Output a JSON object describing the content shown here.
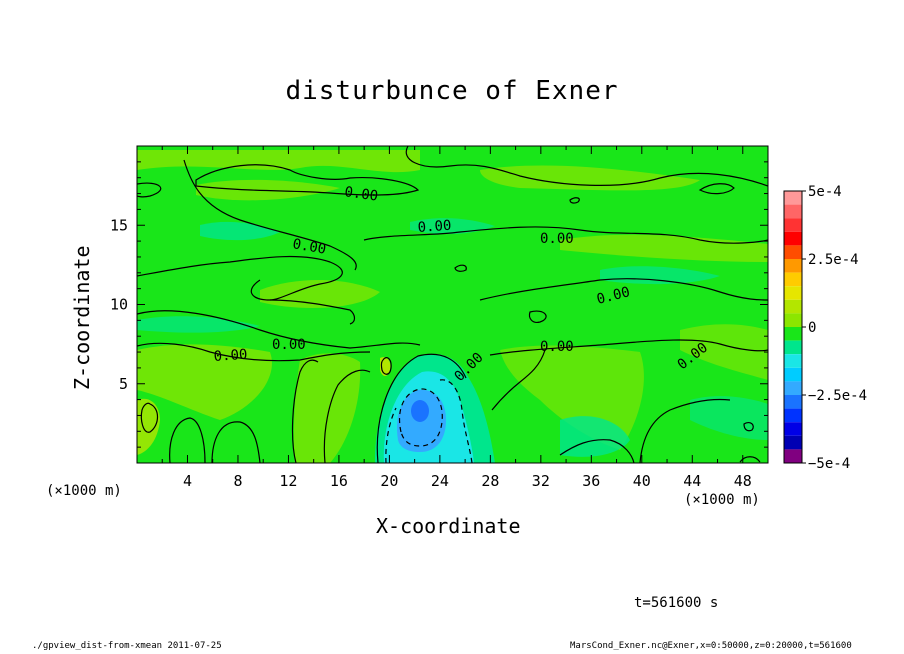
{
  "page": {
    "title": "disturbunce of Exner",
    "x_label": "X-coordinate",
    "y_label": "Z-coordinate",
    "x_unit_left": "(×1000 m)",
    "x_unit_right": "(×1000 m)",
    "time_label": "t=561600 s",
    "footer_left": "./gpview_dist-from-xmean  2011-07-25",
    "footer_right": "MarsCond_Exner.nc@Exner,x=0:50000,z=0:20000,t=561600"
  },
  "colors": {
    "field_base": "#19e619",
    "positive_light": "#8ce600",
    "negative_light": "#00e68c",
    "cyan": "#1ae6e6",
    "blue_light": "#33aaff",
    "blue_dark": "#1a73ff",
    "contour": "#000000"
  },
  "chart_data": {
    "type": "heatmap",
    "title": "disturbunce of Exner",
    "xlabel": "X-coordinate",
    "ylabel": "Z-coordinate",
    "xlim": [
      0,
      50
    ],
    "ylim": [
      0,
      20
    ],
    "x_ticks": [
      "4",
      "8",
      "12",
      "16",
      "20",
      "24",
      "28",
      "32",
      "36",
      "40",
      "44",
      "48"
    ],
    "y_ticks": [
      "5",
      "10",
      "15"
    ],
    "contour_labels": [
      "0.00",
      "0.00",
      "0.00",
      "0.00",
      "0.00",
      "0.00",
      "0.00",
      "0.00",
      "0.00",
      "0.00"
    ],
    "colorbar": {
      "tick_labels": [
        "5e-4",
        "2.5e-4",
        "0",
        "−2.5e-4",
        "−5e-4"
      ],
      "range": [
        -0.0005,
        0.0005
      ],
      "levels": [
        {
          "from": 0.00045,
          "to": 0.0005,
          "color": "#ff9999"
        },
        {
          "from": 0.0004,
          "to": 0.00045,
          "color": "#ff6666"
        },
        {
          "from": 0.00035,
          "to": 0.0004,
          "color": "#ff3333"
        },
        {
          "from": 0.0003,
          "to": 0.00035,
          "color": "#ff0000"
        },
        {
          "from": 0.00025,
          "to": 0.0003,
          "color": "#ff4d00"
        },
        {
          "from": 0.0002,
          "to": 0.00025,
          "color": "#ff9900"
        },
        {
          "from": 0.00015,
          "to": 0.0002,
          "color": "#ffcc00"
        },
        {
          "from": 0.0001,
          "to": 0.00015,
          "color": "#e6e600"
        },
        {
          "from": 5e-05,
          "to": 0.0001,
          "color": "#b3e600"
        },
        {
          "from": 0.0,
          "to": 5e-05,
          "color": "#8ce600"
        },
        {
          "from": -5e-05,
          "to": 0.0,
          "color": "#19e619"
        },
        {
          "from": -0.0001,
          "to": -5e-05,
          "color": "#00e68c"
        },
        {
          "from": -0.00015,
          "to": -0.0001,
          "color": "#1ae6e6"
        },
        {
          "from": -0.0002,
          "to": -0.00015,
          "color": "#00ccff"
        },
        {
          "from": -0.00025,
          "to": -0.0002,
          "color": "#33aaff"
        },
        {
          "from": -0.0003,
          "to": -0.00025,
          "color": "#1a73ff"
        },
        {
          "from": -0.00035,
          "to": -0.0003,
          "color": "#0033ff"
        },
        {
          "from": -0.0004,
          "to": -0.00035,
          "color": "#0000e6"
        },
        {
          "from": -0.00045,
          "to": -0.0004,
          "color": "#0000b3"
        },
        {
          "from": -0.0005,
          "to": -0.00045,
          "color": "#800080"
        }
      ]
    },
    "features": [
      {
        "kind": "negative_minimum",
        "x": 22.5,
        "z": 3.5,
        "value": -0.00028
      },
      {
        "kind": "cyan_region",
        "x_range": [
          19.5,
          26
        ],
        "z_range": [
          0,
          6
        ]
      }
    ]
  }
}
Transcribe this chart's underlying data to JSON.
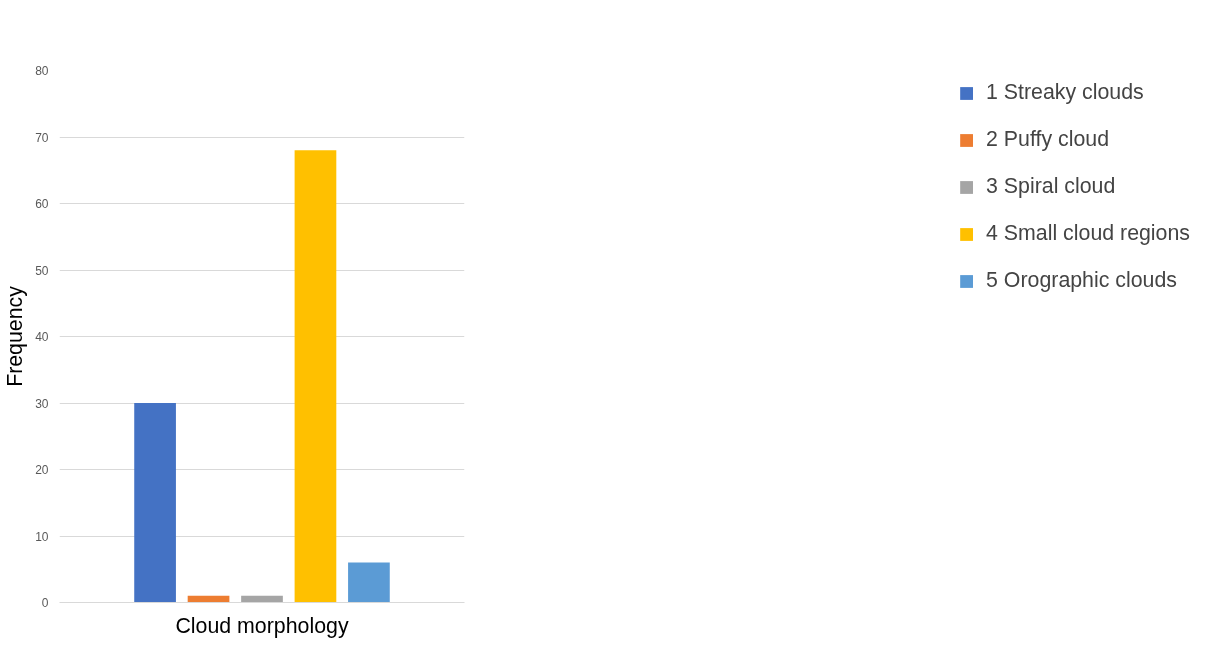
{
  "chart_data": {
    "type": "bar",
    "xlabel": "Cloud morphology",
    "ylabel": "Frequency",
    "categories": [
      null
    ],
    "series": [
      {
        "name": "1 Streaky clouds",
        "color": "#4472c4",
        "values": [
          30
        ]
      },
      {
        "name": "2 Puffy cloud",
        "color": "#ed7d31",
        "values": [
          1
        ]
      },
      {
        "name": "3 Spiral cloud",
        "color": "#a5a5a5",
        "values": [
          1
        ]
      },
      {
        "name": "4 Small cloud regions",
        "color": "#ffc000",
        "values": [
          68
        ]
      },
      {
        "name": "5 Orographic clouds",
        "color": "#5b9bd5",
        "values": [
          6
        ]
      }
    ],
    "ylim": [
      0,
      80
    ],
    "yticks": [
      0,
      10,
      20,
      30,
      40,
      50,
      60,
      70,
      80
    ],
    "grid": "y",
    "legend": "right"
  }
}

What to produce: Without the pictures, return the entries exactly as they appear.

Reply:
Output a JSON object describing the content shown here.
{
  "page": {
    "title": "disturbunce of Exner",
    "x_label": "X-coordinate",
    "y_label": "Z-coordinate",
    "x_unit_left": "(×1000 m)",
    "x_unit_right": "(×1000 m)",
    "time_label": "t=561600 s",
    "footer_left": "./gpview_dist-from-xmean  2011-07-25",
    "footer_right": "MarsCond_Exner.nc@Exner,x=0:50000,z=0:20000,t=561600"
  },
  "colors": {
    "field_base": "#19e619",
    "positive_light": "#8ce600",
    "negative_light": "#00e68c",
    "cyan": "#1ae6e6",
    "blue_light": "#33aaff",
    "blue_dark": "#1a73ff",
    "contour": "#000000"
  },
  "chart_data": {
    "type": "heatmap",
    "title": "disturbunce of Exner",
    "xlabel": "X-coordinate",
    "ylabel": "Z-coordinate",
    "xlim": [
      0,
      50
    ],
    "ylim": [
      0,
      20
    ],
    "x_ticks": [
      "4",
      "8",
      "12",
      "16",
      "20",
      "24",
      "28",
      "32",
      "36",
      "40",
      "44",
      "48"
    ],
    "y_ticks": [
      "5",
      "10",
      "15"
    ],
    "contour_labels": [
      "0.00",
      "0.00",
      "0.00",
      "0.00",
      "0.00",
      "0.00",
      "0.00",
      "0.00",
      "0.00",
      "0.00"
    ],
    "colorbar": {
      "tick_labels": [
        "5e-4",
        "2.5e-4",
        "0",
        "−2.5e-4",
        "−5e-4"
      ],
      "range": [
        -0.0005,
        0.0005
      ],
      "levels": [
        {
          "from": 0.00045,
          "to": 0.0005,
          "color": "#ff9999"
        },
        {
          "from": 0.0004,
          "to": 0.00045,
          "color": "#ff6666"
        },
        {
          "from": 0.00035,
          "to": 0.0004,
          "color": "#ff3333"
        },
        {
          "from": 0.0003,
          "to": 0.00035,
          "color": "#ff0000"
        },
        {
          "from": 0.00025,
          "to": 0.0003,
          "color": "#ff4d00"
        },
        {
          "from": 0.0002,
          "to": 0.00025,
          "color": "#ff9900"
        },
        {
          "from": 0.00015,
          "to": 0.0002,
          "color": "#ffcc00"
        },
        {
          "from": 0.0001,
          "to": 0.00015,
          "color": "#e6e600"
        },
        {
          "from": 5e-05,
          "to": 0.0001,
          "color": "#b3e600"
        },
        {
          "from": 0.0,
          "to": 5e-05,
          "color": "#8ce600"
        },
        {
          "from": -5e-05,
          "to": 0.0,
          "color": "#19e619"
        },
        {
          "from": -0.0001,
          "to": -5e-05,
          "color": "#00e68c"
        },
        {
          "from": -0.00015,
          "to": -0.0001,
          "color": "#1ae6e6"
        },
        {
          "from": -0.0002,
          "to": -0.00015,
          "color": "#00ccff"
        },
        {
          "from": -0.00025,
          "to": -0.0002,
          "color": "#33aaff"
        },
        {
          "from": -0.0003,
          "to": -0.00025,
          "color": "#1a73ff"
        },
        {
          "from": -0.00035,
          "to": -0.0003,
          "color": "#0033ff"
        },
        {
          "from": -0.0004,
          "to": -0.00035,
          "color": "#0000e6"
        },
        {
          "from": -0.00045,
          "to": -0.0004,
          "color": "#0000b3"
        },
        {
          "from": -0.0005,
          "to": -0.00045,
          "color": "#800080"
        }
      ]
    },
    "features": [
      {
        "kind": "negative_minimum",
        "x": 22.5,
        "z": 3.5,
        "value": -0.00028
      },
      {
        "kind": "cyan_region",
        "x_range": [
          19.5,
          26
        ],
        "z_range": [
          0,
          6
        ]
      }
    ]
  }
}
Transcribe this chart's underlying data to JSON.
{
  "chart_data": {
    "type": "bar",
    "xlabel": "Cloud morphology",
    "ylabel": "Frequency",
    "categories": [
      null
    ],
    "series": [
      {
        "name": "1 Streaky clouds",
        "color": "#4472c4",
        "values": [
          30
        ]
      },
      {
        "name": "2 Puffy cloud",
        "color": "#ed7d31",
        "values": [
          1
        ]
      },
      {
        "name": "3 Spiral cloud",
        "color": "#a5a5a5",
        "values": [
          1
        ]
      },
      {
        "name": "4 Small cloud regions",
        "color": "#ffc000",
        "values": [
          68
        ]
      },
      {
        "name": "5 Orographic clouds",
        "color": "#5b9bd5",
        "values": [
          6
        ]
      }
    ],
    "ylim": [
      0,
      80
    ],
    "yticks": [
      0,
      10,
      20,
      30,
      40,
      50,
      60,
      70,
      80
    ],
    "grid": "y",
    "legend": "right"
  }
}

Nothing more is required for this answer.